TASK DESCRIPTION:
Output every line of the data exactly as it appears.

Lines of data:

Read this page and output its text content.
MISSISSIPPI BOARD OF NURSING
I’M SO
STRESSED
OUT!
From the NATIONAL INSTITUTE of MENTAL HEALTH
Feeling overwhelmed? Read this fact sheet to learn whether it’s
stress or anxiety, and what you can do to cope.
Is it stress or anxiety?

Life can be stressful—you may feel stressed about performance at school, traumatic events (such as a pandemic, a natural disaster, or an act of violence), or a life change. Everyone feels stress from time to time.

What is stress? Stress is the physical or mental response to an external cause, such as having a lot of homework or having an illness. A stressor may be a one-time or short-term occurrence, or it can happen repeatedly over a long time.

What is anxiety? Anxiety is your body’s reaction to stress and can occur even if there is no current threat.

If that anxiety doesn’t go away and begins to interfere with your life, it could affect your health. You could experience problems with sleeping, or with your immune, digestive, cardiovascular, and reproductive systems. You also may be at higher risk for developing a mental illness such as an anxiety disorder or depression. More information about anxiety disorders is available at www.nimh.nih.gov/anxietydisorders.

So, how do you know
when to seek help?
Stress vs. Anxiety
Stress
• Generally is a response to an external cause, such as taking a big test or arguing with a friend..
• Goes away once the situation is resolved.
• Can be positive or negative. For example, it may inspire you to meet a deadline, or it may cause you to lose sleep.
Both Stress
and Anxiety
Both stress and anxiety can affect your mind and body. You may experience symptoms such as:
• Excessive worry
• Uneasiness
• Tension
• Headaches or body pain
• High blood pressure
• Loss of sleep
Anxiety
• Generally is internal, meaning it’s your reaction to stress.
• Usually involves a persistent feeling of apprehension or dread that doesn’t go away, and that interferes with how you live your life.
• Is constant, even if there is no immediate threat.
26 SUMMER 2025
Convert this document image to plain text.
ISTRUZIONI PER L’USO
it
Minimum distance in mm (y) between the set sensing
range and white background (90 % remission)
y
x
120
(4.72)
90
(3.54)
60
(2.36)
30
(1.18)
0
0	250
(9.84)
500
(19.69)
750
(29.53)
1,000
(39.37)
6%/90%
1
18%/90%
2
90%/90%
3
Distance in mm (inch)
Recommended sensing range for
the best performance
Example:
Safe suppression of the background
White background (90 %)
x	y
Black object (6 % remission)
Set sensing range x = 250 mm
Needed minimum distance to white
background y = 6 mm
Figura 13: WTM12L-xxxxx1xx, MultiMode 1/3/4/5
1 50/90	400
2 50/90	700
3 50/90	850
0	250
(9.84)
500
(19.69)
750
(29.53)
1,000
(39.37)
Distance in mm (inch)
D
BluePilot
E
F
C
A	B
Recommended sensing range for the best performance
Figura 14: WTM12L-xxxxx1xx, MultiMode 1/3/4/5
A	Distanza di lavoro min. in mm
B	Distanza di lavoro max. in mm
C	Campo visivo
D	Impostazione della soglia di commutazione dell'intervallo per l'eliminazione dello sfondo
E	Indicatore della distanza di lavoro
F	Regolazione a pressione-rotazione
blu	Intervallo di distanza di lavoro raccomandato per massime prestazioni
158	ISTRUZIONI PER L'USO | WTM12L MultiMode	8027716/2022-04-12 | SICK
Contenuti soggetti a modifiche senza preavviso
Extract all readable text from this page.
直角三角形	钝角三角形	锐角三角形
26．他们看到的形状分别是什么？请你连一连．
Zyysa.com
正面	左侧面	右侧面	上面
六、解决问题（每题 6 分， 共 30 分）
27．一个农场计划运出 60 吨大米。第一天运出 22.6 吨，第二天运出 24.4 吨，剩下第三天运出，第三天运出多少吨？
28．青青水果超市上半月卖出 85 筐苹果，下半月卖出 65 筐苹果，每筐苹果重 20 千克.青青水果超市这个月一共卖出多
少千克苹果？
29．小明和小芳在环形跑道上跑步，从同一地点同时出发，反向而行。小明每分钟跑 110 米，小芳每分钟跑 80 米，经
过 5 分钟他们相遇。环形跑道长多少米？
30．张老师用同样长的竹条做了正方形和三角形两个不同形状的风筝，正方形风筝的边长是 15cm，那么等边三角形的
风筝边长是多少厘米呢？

WRITTEN RESPONSE:
Read this page and output its text content.
MISSISSIPPI BOARD OF NURSING
I’M SO
STRESSED
OUT!
From the NATIONAL INSTITUTE of MENTAL HEALTH
Feeling overwhelmed? Read this fact sheet to learn whether it’s
stress or anxiety, and what you can do to cope.
Is it stress or anxiety?

Life can be stressful—you may feel stressed about performance at school, traumatic events (such as a pandemic, a natural disaster, or an act of violence), or a life change. Everyone feels stress from time to time.

What is stress? Stress is the physical or mental response to an external cause, such as having a lot of homework or having an illness. A stressor may be a one-time or short-term occurrence, or it can happen repeatedly over a long time.

What is anxiety? Anxiety is your body’s reaction to stress and can occur even if there is no current threat.

If that anxiety doesn’t go away and begins to interfere with your life, it could affect your health. You could experience problems with sleeping, or with your immune, digestive, cardiovascular, and reproductive systems. You also may be at higher risk for developing a mental illness such as an anxiety disorder or depression. More information about anxiety disorders is available at www.nimh.nih.gov/anxietydisorders.

So, how do you know
when to seek help?
Stress vs. Anxiety
Stress
• Generally is a response to an external cause, such as taking a big test or arguing with a friend..
• Goes away once the situation is resolved.
• Can be positive or negative. For example, it may inspire you to meet a deadline, or it may cause you to lose sleep.
Both Stress
and Anxiety
Both stress and anxiety can affect your mind and body. You may experience symptoms such as:
• Excessive worry
• Uneasiness
• Tension
• Headaches or body pain
• High blood pressure
• Loss of sleep
Anxiety
• Generally is internal, meaning it’s your reaction to stress.
• Usually involves a persistent feeling of apprehension or dread that doesn’t go away, and that interferes with how you live your life.
• Is constant, even if there is no immediate threat.
26 SUMMER 2025
Convert this document image to plain text.
ISTRUZIONI PER L’USO
it
Minimum distance in mm (y) between the set sensing
range and white background (90 % remission)
y
x
120
(4.72)
90
(3.54)
60
(2.36)
30
(1.18)
0
0	250
(9.84)
500
(19.69)
750
(29.53)
1,000
(39.37)
6%/90%
1
18%/90%
2
90%/90%
3
Distance in mm (inch)
Recommended sensing range for
the best performance
Example:
Safe suppression of the background
White background (90 %)
x	y
Black object (6 % remission)
Set sensing range x = 250 mm
Needed minimum distance to white
background y = 6 mm
Figura 13: WTM12L-xxxxx1xx, MultiMode 1/3/4/5
1 50/90	400
2 50/90	700
3 50/90	850
0	250
(9.84)
500
(19.69)
750
(29.53)
1,000
(39.37)
Distance in mm (inch)
D
BluePilot
E
F
C
A	B
Recommended sensing range for the best performance
Figura 14: WTM12L-xxxxx1xx, MultiMode 1/3/4/5
A	Distanza di lavoro min. in mm
B	Distanza di lavoro max. in mm
C	Campo visivo
D	Impostazione della soglia di commutazione dell'intervallo per l'eliminazione dello sfondo
E	Indicatore della distanza di lavoro
F	Regolazione a pressione-rotazione
blu	Intervallo di distanza di lavoro raccomandato per massime prestazioni
158	ISTRUZIONI PER L'USO | WTM12L MultiMode	8027716/2022-04-12 | SICK
Contenuti soggetti a modifiche senza preavviso
Extract all readable text from this page.
直角三角形	钝角三角形	锐角三角形
26．他们看到的形状分别是什么？请你连一连．
Zyysa.com
正面	左侧面	右侧面	上面
六、解决问题（每题 6 分， 共 30 分）
27．一个农场计划运出 60 吨大米。第一天运出 22.6 吨，第二天运出 24.4 吨，剩下第三天运出，第三天运出多少吨？
28．青青水果超市上半月卖出 85 筐苹果，下半月卖出 65 筐苹果，每筐苹果重 20 千克.青青水果超市这个月一共卖出多
少千克苹果？
29．小明和小芳在环形跑道上跑步，从同一地点同时出发，反向而行。小明每分钟跑 110 米，小芳每分钟跑 80 米，经
过 5 分钟他们相遇。环形跑道长多少米？
30．张老师用同样长的竹条做了正方形和三角形两个不同形状的风筝，正方形风筝的边长是 15cm，那么等边三角形的
风筝边长是多少厘米呢？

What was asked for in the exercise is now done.